Request: Reproduce every line of the records below without any alteration, and omit the pictures from your answer.

Records shown:
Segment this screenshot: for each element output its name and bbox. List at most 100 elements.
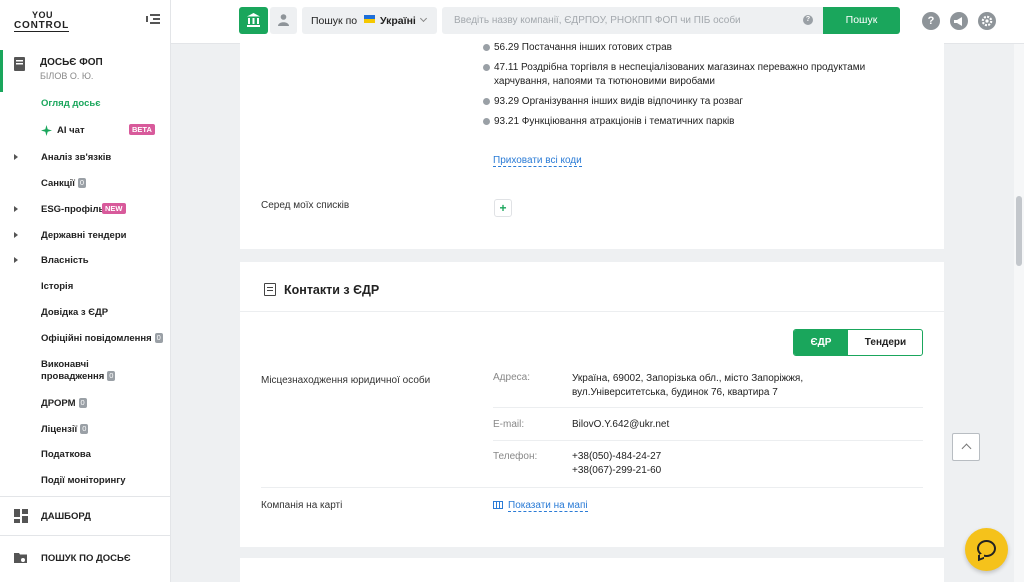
megaphone-icon[interactable] [950,12,968,30]
kved-item: 93.29 Організування інших видів відпочин… [483,95,914,109]
map-icon [493,501,503,509]
kved-item: 56.29 Постачання інших готових страв [483,41,914,55]
divider [493,440,923,441]
dossier-header[interactable]: ДОСЬЄ ФОП БІЛОВ О. Ю. [0,50,171,92]
logo-line2: CONTROL [14,20,70,32]
sidebar-item-esg[interactable]: ESG-профіль NEW [0,200,170,220]
search-dossier-nav[interactable]: ПОШУК ПО ДОСЬЄ [0,543,171,573]
sidebar-item-label-wrap: Санкції 0 [41,178,87,189]
location-label: Місцезнаходження юридичної особи [261,375,431,386]
contacts-card: Контакти з ЄДР ЄДР Тендери Місцезнаходже… [240,262,944,547]
sidebar-item-drorm[interactable]: ДРОРМ 0 [0,394,170,414]
logo-line1: YOU [32,10,54,20]
sidebar-item-overview[interactable]: Огляд досьє [0,94,170,114]
gear-icon[interactable] [978,12,996,30]
dashboard-icon [14,509,28,523]
toggle-tenders[interactable]: Тендери [848,330,922,355]
question-icon[interactable]: ? [922,12,940,30]
sidebar-item-tax[interactable]: Податкова [0,445,170,465]
sidebar-item-label-wrap: ДРОРМ 0 [41,398,87,409]
sidebar-item-enforcement[interactable]: Виконавчі провадження 0 [0,357,170,385]
show-on-map-link[interactable]: Показати на мапі [493,500,588,512]
logo[interactable]: YOU CONTROL [14,10,70,32]
phone-1: +38(050)-484-24-27 [572,451,662,462]
phone-2: +38(067)-299-21-60 [572,465,662,476]
sidebar-item-monitoring[interactable]: Події моніторингу [0,471,170,491]
sidebar-item-sanctions[interactable]: Санкції 0 [0,174,170,194]
sidebar-item-official-notices[interactable]: Офіційні повідомлення 0 [0,329,170,349]
sidebar-item-label-line2: провадження [41,371,105,382]
search-help-icon[interactable]: ? [803,15,813,25]
kved-text: 93.29 Організування інших видів відпочин… [494,96,744,107]
divider [0,496,171,497]
sidebar-item-label-wrap: Офіційні повідомлення 0 [41,333,163,344]
dossier-icon [14,57,25,71]
sidebar-item-tenders[interactable]: Державні тендери [0,226,170,246]
search-scope-prefix: Пошук по [311,15,358,27]
count-badge: 0 [77,178,87,188]
hide-codes-link[interactable]: Приховати всі коди [493,155,582,167]
dossier-title: ДОСЬЄ ФОП [40,57,103,68]
sidebar-item-label: Огляд досьє [41,98,101,109]
map-label: Компанія на карті [261,500,343,511]
bullet-icon [483,118,490,125]
sidebar-item-label-wrap: Виконавчі провадження 0 [41,359,116,383]
menu-collapse-icon[interactable] [146,13,160,25]
show-on-map-text: Показати на мапі [508,500,588,512]
chat-icon-tail [978,552,984,562]
sidebar-item-licenses[interactable]: Ліцензії 0 [0,420,170,440]
email-link[interactable]: BilovO.Y.642@ukr.net [572,418,669,432]
arrow-up-icon [961,443,972,454]
sidebar: YOU CONTROL ДОСЬЄ ФОП БІЛОВ О. Ю. Огляд … [0,0,171,582]
address-value: Україна, 69002, Запорізька обл., місто З… [572,372,803,400]
dashboard-nav[interactable]: ДАШБОРД [0,501,171,531]
toggle-edr[interactable]: ЄДР [794,330,848,355]
search-button[interactable]: Пошук [823,7,900,34]
sidebar-item-links-analysis[interactable]: Аналіз зв'язків [0,148,170,168]
add-to-list-button[interactable]: + [494,199,512,217]
ukraine-flag-icon [364,15,375,23]
scrollbar-thumb[interactable] [1016,196,1022,266]
sidebar-item-label: ДРОРМ [41,398,76,409]
sidebar-item-label: Події моніторингу [41,475,126,486]
sidebar-item-history[interactable]: Історія [0,277,170,297]
sidebar-item-label: Довідка з ЄДР [41,307,109,318]
bullet-icon [483,98,490,105]
sidebar-item-property[interactable]: Власність [0,251,170,271]
kved-text: 56.29 Постачання інших готових страв [494,42,672,53]
sidebar-item-label-wrap: Ліцензії 0 [41,424,89,435]
address-label: Адреса: [493,372,530,383]
sidebar-item-label: Податкова [41,449,91,460]
sidebar-item-label: ESG-профіль [41,204,105,215]
sidebar-item-label: Власність [41,255,89,266]
search-scope-country: Україні [380,15,416,27]
sparkle-icon [41,125,52,136]
sidebar-item-label: Офіційні повідомлення [41,333,152,344]
count-badge: 0 [107,371,116,381]
divider [0,535,171,536]
search-input[interactable] [442,7,823,34]
search-dossier-label: ПОШУК ПО ДОСЬЄ [41,553,131,564]
person-search-button[interactable] [270,7,297,34]
map-card [240,558,944,582]
search-scope-select[interactable]: Пошук по Україні [302,7,437,34]
sidebar-item-edr-extract[interactable]: Довідка з ЄДР [0,303,170,323]
contacts-header: Контакти з ЄДР [240,262,944,312]
scrollbar[interactable] [1014,44,1024,582]
divider [261,487,923,488]
count-badge: 0 [154,333,163,343]
chevron-down-icon [419,14,428,23]
dashboard-label: ДАШБОРД [41,511,91,522]
count-badge: 0 [78,398,87,408]
kved-text: 47.11 Роздрібна торгівля в неспеціалізов… [494,62,866,87]
expand-arrow-icon [14,257,18,263]
scroll-to-top-button[interactable] [952,433,980,461]
chat-button[interactable] [965,528,1008,571]
kved-text: 93.21 Функціювання атракціонів і тематич… [494,116,735,127]
expand-arrow-icon [14,206,18,212]
divider [493,407,923,408]
document-icon [264,283,276,296]
institution-button[interactable] [239,7,268,34]
bullet-icon [483,44,490,51]
sidebar-item-ai-chat[interactable]: AI чат BETA [0,121,170,141]
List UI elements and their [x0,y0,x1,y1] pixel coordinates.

Complete response:
Segment this screenshot: for each element output its name and bbox. List at most 100 elements.
megaphone-icon[interactable] [950,12,968,30]
kved-item: 93.29 Організування інших видів відпочин… [483,95,914,109]
map-icon [493,501,503,509]
kved-item: 56.29 Постачання інших готових страв [483,41,914,55]
divider [493,440,923,441]
dossier-header[interactable]: ДОСЬЄ ФОП БІЛОВ О. Ю. [0,50,171,92]
logo-line2: CONTROL [14,20,70,32]
sidebar-item-esg[interactable]: ESG-профіль NEW [0,200,170,220]
search-dossier-nav[interactable]: ПОШУК ПО ДОСЬЄ [0,543,171,573]
sidebar-item-label-wrap: Санкції 0 [41,178,87,189]
location-label: Місцезнаходження юридичної особи [261,375,431,386]
contacts-card: Контакти з ЄДР ЄДР Тендери Місцезнаходже… [240,262,944,547]
sidebar-item-drorm[interactable]: ДРОРМ 0 [0,394,170,414]
logo-line1: YOU [32,10,54,20]
sidebar-item-overview[interactable]: Огляд досьє [0,94,170,114]
gear-icon[interactable] [978,12,996,30]
dashboard-icon [14,509,28,523]
toggle-tenders[interactable]: Тендери [848,330,922,355]
question-icon[interactable]: ? [922,12,940,30]
sidebar-item-tax[interactable]: Податкова [0,445,170,465]
sidebar-item-label-wrap: ДРОРМ 0 [41,398,87,409]
sidebar-item-enforcement[interactable]: Виконавчі провадження 0 [0,357,170,385]
show-on-map-link[interactable]: Показати на мапі [493,500,588,512]
logo[interactable]: YOU CONTROL [14,10,70,32]
phone-1: +38(050)-484-24-27 [572,451,662,462]
phone-2: +38(067)-299-21-60 [572,465,662,476]
sidebar-item-monitoring[interactable]: Події моніторингу [0,471,170,491]
sidebar-item-sanctions[interactable]: Санкції 0 [0,174,170,194]
sidebar-item-official-notices[interactable]: Офіційні повідомлення 0 [0,329,170,349]
sidebar-item-label-line2: провадження [41,371,105,382]
search-help-icon[interactable]: ? [803,15,813,25]
kved-text: 93.29 Організування інших видів відпочин… [494,96,744,107]
divider [0,496,171,497]
sidebar-item-label-wrap: Офіційні повідомлення 0 [41,333,163,344]
dossier-icon [14,57,25,71]
sidebar-item-tenders[interactable]: Державні тендери [0,226,170,246]
search-scope-prefix: Пошук по [311,15,358,27]
count-badge: 0 [77,178,87,188]
hide-codes-link[interactable]: Приховати всі коди [493,155,582,167]
dossier-title: ДОСЬЄ ФОП [40,57,103,68]
sidebar-item-label: Огляд досьє [41,98,101,109]
map-label: Компанія на карті [261,500,343,511]
bullet-icon [483,118,490,125]
sidebar-item-label-wrap: Виконавчі провадження 0 [41,359,116,383]
menu-collapse-icon[interactable] [146,13,160,25]
show-on-map-text: Показати на мапі [508,500,588,512]
chat-icon-tail [978,552,984,562]
sidebar-item-licenses[interactable]: Ліцензії 0 [0,420,170,440]
email-link[interactable]: BilovO.Y.642@ukr.net [572,418,669,432]
arrow-up-icon [961,443,972,454]
sidebar: YOU CONTROL ДОСЬЄ ФОП БІЛОВ О. Ю. Огляд … [0,0,171,582]
address-value: Україна, 69002, Запорізька обл., місто З… [572,372,803,400]
dashboard-nav[interactable]: ДАШБОРД [0,501,171,531]
toggle-edr[interactable]: ЄДР [794,330,848,355]
search-button[interactable]: Пошук [823,7,900,34]
sidebar-item-links-analysis[interactable]: Аналіз зв'язків [0,148,170,168]
add-to-list-button[interactable]: + [494,199,512,217]
ukraine-flag-icon [364,15,375,23]
scrollbar-thumb[interactable] [1016,196,1022,266]
sidebar-item-label: ДРОРМ [41,398,76,409]
sidebar-item-label: Події моніторингу [41,475,126,486]
sidebar-item-history[interactable]: Історія [0,277,170,297]
sidebar-item-label: Довідка з ЄДР [41,307,109,318]
bullet-icon [483,98,490,105]
sidebar-item-property[interactable]: Власність [0,251,170,271]
kved-text: 56.29 Постачання інших готових страв [494,42,672,53]
sidebar-item-label-wrap: Ліцензії 0 [41,424,89,435]
address-label: Адреса: [493,372,530,383]
sidebar-item-label: Податкова [41,449,91,460]
sidebar-item-label: ESG-профіль [41,204,105,215]
sidebar-item-label: Власність [41,255,89,266]
search-scope-country: Україні [380,15,416,27]
sparkle-icon [41,125,52,136]
sidebar-item-label: Офіційні повідомлення [41,333,152,344]
count-badge: 0 [107,371,116,381]
divider [0,535,171,536]
search-input[interactable] [442,7,823,34]
search-dossier-label: ПОШУК ПО ДОСЬЄ [41,553,131,564]
person-search-button[interactable] [270,7,297,34]
map-card [240,558,944,582]
search-scope-select[interactable]: Пошук по Україні [302,7,437,34]
sidebar-item-edr-extract[interactable]: Довідка з ЄДР [0,303,170,323]
contacts-header: Контакти з ЄДР [240,262,944,312]
scrollbar[interactable] [1014,44,1024,582]
divider [261,487,923,488]
count-badge: 0 [154,333,163,343]
chevron-down-icon [419,14,428,23]
dashboard-label: ДАШБОРД [41,511,91,522]
count-badge: 0 [78,398,87,408]
kved-text: 47.11 Роздрібна торгівля в неспеціалізов… [494,62,866,87]
expand-arrow-icon [14,257,18,263]
scroll-to-top-button[interactable] [952,433,980,461]
chat-button[interactable] [965,528,1008,571]
kved-text: 93.21 Функціювання атракціонів і тематич… [494,116,735,127]
expand-arrow-icon [14,206,18,212]
divider [493,407,923,408]
document-icon [264,283,276,296]
institution-button[interactable] [239,7,268,34]
bullet-icon [483,44,490,51]
sidebar-item-ai-chat[interactable]: AI чат BETA [0,121,170,141]
List UI elements and their [x0,y0,x1,y1] pixel coordinates.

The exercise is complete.